> Prompt: Give the total number of lines with the word "subtitle" in them, and no other words.

+---+

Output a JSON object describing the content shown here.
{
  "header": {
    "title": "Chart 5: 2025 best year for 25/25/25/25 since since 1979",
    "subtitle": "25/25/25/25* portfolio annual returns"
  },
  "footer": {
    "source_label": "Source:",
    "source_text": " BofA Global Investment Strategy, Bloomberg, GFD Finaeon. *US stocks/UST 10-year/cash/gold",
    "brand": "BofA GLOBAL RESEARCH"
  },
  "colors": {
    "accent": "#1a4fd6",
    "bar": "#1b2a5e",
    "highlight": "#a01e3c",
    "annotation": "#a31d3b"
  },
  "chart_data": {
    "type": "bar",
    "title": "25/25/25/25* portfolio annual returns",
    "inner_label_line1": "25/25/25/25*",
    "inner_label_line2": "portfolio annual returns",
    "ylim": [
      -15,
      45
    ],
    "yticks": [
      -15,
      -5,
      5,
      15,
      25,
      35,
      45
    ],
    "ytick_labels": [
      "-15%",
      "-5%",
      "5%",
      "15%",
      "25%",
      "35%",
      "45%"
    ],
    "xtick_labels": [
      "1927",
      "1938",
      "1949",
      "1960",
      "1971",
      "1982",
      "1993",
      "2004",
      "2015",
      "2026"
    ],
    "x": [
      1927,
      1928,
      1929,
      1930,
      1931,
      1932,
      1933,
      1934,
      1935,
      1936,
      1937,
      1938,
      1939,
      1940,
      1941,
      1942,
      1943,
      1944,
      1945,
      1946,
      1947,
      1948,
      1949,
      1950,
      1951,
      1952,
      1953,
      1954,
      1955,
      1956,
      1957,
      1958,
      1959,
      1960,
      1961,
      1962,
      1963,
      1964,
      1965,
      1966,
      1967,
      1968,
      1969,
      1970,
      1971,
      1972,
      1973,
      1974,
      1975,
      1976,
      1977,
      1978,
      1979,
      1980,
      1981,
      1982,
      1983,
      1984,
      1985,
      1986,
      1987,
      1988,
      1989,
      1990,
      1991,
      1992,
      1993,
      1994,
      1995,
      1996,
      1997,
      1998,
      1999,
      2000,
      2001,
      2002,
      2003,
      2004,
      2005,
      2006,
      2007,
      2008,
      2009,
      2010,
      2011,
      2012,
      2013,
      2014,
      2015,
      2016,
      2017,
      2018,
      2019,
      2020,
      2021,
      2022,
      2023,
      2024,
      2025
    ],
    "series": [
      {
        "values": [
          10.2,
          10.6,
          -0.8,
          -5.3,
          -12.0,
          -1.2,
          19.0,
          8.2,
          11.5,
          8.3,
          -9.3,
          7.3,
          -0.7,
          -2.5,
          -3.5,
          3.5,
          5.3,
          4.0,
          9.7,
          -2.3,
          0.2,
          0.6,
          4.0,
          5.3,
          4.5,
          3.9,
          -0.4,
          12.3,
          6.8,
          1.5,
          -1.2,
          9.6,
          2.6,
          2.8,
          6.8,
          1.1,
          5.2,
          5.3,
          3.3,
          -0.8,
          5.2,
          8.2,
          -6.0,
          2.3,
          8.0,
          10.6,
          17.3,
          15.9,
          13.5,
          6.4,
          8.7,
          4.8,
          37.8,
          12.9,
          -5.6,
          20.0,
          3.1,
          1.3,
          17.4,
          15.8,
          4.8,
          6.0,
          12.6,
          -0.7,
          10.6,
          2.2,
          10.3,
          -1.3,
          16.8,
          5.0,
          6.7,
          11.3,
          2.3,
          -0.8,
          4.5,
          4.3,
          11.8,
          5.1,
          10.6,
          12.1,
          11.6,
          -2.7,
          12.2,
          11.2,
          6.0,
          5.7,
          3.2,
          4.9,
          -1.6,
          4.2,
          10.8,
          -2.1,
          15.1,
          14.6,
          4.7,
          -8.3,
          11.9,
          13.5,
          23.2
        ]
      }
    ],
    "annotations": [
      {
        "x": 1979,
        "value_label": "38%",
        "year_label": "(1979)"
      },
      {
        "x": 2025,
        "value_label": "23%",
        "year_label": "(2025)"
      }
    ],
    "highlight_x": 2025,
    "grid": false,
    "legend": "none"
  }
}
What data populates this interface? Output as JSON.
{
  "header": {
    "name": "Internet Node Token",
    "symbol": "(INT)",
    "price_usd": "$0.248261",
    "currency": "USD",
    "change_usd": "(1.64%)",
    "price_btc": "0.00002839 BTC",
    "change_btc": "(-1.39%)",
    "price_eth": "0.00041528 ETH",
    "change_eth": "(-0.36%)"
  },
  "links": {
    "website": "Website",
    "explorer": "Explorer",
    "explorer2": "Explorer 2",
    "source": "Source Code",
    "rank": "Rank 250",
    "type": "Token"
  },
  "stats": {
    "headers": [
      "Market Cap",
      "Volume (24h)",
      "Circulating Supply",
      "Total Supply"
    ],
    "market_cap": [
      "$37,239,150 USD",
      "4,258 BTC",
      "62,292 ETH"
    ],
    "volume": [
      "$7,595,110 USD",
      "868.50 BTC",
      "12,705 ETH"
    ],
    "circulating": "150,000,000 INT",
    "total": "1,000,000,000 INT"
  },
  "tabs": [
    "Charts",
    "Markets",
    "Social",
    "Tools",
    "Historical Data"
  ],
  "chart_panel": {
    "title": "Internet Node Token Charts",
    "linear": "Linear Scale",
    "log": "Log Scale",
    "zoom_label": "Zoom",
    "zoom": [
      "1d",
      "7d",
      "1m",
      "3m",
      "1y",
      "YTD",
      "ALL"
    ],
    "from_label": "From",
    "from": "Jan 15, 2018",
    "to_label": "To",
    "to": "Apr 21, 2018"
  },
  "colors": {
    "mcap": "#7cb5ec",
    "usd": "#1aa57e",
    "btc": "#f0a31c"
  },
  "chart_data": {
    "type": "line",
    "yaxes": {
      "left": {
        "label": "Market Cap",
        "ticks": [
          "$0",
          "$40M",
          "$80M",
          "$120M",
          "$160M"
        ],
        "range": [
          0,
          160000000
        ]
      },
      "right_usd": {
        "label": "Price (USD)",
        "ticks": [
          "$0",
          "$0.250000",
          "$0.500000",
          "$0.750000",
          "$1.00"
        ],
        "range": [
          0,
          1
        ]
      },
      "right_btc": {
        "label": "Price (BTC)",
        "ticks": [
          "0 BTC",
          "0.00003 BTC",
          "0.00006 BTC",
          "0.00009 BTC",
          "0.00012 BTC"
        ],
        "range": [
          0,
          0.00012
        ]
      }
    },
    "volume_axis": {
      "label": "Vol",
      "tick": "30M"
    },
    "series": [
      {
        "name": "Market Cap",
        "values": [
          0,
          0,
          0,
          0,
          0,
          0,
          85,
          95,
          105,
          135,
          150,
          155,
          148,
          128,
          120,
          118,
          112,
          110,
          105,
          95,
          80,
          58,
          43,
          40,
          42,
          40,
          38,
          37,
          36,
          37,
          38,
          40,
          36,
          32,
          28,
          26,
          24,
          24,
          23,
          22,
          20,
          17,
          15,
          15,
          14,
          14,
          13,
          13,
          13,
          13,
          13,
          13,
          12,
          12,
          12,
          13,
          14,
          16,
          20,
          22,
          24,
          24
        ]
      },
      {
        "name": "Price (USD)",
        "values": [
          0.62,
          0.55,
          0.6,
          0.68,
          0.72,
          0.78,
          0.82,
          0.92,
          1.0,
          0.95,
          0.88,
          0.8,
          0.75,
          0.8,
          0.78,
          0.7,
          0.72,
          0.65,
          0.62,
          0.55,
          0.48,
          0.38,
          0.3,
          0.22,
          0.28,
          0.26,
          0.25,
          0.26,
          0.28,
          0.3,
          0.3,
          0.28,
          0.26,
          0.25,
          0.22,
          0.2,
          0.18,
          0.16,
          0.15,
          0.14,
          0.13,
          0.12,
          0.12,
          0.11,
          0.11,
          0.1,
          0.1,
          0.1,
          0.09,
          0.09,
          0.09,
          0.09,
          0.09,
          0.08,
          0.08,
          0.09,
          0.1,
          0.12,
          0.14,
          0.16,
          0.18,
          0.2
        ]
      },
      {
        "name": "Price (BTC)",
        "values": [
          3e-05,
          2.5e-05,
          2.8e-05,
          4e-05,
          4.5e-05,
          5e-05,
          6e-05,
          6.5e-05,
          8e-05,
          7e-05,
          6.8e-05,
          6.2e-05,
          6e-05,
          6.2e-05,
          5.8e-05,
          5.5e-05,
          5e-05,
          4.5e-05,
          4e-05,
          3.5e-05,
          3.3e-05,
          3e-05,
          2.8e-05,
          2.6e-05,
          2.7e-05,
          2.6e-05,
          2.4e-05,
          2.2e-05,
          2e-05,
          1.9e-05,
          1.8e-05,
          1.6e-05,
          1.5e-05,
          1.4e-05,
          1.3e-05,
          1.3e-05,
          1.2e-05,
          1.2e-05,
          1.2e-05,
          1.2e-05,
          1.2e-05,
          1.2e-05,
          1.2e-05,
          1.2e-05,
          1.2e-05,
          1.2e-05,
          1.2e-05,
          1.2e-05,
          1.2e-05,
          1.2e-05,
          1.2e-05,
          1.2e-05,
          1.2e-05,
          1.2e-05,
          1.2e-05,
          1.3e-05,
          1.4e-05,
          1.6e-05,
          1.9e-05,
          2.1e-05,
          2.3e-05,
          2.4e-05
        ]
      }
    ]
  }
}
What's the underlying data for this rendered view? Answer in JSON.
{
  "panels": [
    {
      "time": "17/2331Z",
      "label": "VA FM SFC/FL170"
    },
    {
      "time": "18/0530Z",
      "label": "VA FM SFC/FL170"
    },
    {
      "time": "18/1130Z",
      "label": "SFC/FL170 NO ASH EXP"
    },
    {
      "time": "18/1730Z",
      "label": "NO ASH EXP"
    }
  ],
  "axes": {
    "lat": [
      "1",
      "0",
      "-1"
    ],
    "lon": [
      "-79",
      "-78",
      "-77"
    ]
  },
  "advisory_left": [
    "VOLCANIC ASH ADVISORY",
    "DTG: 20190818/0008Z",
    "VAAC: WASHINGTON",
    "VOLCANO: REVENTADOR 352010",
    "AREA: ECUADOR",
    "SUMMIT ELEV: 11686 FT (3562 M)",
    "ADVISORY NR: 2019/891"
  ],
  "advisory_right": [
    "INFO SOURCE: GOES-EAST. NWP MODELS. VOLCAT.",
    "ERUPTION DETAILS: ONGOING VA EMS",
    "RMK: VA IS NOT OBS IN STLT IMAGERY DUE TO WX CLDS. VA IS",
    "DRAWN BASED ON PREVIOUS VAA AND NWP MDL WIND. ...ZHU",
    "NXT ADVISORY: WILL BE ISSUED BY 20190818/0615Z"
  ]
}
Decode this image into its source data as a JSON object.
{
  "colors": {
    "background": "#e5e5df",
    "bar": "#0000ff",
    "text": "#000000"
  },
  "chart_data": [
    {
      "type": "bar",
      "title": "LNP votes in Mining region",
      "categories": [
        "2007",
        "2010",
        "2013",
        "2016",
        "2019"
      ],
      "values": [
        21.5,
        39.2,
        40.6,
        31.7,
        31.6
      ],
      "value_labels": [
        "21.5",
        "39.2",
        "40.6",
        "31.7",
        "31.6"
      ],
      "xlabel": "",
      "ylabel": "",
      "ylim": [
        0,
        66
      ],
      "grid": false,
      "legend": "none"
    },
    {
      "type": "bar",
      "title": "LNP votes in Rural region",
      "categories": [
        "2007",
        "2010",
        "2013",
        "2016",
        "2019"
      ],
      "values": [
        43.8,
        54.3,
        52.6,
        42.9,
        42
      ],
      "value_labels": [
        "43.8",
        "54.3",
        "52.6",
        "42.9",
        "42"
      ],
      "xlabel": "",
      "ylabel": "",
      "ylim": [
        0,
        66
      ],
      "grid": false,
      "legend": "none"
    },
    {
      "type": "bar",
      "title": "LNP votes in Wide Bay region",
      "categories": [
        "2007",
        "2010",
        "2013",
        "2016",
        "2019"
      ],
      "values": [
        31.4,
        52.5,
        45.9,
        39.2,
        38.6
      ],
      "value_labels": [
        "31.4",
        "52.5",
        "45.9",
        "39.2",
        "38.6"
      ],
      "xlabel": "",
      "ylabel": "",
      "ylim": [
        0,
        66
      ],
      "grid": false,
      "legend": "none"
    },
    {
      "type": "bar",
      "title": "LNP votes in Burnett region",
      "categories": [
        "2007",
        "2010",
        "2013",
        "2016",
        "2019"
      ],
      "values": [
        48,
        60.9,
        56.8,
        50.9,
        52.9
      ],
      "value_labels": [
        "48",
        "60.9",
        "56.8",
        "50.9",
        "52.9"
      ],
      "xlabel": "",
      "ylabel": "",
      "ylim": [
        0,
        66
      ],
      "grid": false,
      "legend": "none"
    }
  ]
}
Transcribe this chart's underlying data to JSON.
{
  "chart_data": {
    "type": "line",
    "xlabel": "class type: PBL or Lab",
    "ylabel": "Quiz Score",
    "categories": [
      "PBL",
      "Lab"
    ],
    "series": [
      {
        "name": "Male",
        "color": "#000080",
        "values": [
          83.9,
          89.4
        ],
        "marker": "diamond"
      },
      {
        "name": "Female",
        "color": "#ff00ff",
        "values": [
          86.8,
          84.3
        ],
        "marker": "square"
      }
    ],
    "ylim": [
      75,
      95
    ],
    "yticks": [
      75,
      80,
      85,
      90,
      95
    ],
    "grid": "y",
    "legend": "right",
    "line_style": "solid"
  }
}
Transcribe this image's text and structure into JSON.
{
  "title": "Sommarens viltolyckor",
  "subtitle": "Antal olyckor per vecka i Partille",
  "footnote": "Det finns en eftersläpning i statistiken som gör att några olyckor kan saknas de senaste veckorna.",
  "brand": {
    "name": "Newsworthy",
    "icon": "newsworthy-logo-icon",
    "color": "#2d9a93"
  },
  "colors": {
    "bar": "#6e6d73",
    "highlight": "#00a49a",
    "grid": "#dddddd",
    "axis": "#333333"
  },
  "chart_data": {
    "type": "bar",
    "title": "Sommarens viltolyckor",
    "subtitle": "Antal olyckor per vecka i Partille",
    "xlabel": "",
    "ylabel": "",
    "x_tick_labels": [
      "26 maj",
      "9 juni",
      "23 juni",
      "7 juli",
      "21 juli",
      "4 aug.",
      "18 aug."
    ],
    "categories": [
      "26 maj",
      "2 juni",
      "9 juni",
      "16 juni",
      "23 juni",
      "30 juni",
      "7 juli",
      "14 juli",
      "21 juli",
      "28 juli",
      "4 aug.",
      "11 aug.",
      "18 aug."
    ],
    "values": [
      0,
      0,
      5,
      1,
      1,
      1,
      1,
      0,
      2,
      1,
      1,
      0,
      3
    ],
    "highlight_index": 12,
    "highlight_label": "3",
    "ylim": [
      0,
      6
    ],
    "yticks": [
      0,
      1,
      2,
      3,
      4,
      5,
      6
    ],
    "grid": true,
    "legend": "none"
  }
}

+---+

> The answer: 3